▶ _What you should do_
Scan the lines below for the string "возникновения" and report how many lines contain it, giving only the number.

▶ _Extracted information_

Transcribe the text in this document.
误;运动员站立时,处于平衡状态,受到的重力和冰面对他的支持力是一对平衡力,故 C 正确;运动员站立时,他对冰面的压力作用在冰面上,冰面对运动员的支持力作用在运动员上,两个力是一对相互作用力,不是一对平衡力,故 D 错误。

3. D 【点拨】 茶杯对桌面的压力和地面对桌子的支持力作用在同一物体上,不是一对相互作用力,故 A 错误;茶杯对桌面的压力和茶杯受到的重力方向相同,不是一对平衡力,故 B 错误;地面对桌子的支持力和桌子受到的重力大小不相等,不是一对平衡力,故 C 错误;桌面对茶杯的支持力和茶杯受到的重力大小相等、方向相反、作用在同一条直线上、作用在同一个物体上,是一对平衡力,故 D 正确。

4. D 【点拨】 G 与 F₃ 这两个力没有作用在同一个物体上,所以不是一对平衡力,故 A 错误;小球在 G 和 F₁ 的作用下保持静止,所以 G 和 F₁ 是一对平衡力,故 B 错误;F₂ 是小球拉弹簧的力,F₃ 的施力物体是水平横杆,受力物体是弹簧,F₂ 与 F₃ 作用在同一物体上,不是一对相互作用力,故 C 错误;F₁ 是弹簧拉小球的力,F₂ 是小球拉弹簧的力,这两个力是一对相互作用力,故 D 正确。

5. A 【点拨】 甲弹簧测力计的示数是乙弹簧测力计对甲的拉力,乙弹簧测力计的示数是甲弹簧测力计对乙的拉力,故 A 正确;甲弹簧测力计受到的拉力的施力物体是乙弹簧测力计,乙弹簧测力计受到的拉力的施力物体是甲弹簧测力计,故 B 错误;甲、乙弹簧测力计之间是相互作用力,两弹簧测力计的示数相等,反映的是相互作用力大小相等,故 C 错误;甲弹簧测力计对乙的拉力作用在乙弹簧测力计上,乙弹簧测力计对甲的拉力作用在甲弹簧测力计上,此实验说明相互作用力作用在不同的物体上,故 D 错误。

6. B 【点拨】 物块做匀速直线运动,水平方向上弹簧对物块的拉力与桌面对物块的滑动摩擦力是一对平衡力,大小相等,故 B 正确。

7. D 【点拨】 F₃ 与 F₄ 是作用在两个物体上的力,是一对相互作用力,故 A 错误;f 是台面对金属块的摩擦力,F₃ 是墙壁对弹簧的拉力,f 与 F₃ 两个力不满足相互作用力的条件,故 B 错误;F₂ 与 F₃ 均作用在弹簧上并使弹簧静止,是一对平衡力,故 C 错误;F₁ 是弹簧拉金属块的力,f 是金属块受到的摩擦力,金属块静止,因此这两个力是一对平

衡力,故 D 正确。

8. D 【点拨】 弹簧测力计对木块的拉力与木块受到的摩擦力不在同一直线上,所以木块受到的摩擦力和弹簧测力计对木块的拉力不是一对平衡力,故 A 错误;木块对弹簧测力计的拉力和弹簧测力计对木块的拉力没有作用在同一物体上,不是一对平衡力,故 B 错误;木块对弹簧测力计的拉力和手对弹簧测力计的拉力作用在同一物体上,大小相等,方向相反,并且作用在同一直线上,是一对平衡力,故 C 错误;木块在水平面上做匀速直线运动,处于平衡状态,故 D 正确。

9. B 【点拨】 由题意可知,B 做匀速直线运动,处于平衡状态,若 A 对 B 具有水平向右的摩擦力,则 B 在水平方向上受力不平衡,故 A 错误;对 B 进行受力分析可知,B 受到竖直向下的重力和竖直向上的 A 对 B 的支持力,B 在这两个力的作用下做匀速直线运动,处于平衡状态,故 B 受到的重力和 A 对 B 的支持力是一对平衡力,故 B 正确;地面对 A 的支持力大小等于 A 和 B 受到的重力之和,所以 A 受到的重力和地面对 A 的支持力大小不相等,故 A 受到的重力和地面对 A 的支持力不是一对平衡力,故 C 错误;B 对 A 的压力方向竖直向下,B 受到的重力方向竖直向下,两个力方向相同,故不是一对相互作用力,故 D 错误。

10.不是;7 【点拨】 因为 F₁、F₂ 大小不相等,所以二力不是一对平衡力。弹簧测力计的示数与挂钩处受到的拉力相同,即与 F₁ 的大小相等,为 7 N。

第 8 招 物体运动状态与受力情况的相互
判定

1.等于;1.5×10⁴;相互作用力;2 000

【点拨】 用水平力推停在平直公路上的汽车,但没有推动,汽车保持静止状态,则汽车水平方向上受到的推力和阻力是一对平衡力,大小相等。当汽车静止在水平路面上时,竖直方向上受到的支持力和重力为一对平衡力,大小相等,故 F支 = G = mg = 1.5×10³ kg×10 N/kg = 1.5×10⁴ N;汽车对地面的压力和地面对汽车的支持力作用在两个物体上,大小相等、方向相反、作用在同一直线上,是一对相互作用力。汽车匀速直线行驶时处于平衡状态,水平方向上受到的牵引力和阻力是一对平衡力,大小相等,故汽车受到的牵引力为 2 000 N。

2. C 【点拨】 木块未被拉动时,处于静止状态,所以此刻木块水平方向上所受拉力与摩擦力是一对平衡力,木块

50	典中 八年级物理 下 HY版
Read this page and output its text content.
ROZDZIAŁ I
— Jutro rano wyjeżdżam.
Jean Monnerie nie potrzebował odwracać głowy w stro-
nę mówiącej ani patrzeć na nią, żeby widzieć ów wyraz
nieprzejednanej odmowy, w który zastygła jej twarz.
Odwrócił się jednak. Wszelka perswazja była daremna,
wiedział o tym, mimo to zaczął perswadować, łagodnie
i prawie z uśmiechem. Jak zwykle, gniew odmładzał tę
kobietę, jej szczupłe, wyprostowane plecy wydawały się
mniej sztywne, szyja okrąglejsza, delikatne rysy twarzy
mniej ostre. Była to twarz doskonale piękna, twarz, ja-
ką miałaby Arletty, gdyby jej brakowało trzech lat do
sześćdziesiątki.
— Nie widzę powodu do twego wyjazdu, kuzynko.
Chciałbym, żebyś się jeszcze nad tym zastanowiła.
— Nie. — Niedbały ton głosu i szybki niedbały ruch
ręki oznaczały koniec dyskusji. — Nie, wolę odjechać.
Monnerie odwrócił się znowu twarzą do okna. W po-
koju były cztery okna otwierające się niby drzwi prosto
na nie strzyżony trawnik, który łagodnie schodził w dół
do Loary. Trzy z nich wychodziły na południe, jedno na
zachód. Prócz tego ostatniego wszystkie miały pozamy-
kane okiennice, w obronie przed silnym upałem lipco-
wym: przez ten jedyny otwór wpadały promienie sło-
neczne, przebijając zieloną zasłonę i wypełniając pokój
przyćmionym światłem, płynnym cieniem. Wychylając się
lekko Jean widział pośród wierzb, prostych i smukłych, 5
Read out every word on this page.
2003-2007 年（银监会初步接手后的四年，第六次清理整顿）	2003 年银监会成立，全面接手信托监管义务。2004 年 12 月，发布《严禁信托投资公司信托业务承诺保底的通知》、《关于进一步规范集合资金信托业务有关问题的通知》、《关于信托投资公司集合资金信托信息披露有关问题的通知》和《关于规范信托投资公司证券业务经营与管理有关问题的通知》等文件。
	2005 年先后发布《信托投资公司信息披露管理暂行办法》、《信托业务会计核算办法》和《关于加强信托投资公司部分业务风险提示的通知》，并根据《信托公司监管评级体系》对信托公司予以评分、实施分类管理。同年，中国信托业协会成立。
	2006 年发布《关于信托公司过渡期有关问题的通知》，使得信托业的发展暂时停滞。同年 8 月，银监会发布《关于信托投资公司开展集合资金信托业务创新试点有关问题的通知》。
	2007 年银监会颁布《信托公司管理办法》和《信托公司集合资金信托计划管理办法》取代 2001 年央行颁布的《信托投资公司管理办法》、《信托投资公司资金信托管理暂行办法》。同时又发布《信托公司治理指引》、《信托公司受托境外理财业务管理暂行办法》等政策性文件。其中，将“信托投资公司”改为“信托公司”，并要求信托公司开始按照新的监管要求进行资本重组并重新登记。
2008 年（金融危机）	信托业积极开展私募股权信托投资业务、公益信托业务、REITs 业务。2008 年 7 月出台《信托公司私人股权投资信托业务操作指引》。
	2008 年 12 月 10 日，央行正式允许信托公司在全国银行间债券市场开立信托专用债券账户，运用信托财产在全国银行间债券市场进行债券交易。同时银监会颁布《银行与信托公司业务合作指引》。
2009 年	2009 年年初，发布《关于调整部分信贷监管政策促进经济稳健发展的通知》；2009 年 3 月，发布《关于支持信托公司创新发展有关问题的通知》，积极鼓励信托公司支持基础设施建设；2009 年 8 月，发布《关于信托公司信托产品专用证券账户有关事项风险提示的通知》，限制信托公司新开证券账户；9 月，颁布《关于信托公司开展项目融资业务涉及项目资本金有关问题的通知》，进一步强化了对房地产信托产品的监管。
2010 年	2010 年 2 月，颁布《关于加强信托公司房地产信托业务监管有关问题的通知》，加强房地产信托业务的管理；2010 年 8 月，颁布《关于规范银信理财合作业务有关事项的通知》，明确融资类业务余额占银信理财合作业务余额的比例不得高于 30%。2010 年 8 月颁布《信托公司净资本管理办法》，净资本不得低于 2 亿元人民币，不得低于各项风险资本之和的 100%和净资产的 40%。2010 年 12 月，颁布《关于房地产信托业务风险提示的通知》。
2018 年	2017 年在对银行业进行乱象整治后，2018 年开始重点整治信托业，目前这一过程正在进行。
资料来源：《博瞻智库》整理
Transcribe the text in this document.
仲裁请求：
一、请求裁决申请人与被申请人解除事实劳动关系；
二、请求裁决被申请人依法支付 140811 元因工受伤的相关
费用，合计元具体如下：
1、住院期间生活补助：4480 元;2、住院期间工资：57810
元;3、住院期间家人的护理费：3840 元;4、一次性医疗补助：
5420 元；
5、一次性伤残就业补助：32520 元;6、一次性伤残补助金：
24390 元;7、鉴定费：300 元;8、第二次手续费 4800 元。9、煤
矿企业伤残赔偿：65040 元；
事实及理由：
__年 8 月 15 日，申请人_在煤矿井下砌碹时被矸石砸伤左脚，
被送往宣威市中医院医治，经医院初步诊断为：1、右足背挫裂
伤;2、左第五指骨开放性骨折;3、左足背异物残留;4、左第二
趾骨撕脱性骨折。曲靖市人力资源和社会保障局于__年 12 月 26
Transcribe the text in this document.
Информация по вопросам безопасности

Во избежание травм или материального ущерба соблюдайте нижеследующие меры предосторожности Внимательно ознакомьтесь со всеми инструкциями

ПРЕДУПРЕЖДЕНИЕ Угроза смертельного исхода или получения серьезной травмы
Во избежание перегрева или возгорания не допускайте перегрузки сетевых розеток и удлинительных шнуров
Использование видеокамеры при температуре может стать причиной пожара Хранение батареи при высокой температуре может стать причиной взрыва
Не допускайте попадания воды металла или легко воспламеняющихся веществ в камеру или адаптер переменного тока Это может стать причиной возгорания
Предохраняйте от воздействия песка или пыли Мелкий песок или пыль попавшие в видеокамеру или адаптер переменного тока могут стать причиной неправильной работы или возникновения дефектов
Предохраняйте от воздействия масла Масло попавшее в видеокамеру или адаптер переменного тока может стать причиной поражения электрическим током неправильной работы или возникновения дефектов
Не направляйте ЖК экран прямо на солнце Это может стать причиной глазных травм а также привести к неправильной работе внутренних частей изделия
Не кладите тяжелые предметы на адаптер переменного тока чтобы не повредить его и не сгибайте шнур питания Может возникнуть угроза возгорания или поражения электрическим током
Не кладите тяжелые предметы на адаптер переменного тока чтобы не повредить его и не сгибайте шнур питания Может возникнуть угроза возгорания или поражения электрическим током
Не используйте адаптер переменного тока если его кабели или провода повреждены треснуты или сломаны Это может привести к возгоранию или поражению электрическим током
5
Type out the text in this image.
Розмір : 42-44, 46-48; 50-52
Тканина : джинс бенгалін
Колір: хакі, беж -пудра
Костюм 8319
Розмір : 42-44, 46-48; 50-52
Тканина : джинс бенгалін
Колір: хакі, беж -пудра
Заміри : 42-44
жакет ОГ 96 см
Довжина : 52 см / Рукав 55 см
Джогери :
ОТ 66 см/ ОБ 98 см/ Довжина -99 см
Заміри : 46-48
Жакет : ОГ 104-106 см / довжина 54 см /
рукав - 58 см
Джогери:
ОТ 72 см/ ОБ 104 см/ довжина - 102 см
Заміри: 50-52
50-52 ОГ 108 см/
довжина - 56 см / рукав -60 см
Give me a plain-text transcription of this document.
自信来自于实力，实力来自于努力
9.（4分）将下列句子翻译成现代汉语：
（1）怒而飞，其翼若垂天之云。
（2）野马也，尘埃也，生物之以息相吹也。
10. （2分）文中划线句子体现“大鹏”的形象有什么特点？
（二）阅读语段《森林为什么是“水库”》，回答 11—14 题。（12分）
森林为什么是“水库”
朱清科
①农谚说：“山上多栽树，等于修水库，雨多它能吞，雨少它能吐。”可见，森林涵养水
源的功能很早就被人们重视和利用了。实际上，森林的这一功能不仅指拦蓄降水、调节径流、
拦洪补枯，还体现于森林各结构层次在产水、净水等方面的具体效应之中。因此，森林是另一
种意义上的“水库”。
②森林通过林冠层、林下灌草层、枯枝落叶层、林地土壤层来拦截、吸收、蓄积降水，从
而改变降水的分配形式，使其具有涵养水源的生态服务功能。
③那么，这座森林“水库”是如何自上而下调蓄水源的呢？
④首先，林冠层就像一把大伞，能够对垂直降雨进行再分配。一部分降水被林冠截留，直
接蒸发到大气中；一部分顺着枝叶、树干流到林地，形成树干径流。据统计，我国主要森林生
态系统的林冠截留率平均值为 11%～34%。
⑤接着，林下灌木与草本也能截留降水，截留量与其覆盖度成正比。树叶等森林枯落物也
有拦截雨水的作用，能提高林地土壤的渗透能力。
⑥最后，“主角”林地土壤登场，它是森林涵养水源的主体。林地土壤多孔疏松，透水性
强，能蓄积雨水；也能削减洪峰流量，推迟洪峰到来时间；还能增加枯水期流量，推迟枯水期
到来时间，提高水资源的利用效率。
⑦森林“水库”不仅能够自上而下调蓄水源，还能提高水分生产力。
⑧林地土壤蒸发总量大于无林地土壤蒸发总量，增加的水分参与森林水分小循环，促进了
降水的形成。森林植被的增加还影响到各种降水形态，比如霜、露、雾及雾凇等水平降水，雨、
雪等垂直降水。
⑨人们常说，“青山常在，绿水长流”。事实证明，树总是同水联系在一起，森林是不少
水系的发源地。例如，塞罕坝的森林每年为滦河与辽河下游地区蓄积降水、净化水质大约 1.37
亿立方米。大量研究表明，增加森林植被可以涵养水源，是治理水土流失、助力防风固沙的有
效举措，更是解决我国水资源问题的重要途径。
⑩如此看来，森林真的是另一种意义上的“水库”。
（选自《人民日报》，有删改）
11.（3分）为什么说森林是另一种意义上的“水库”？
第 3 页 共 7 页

▶ _Full response_
2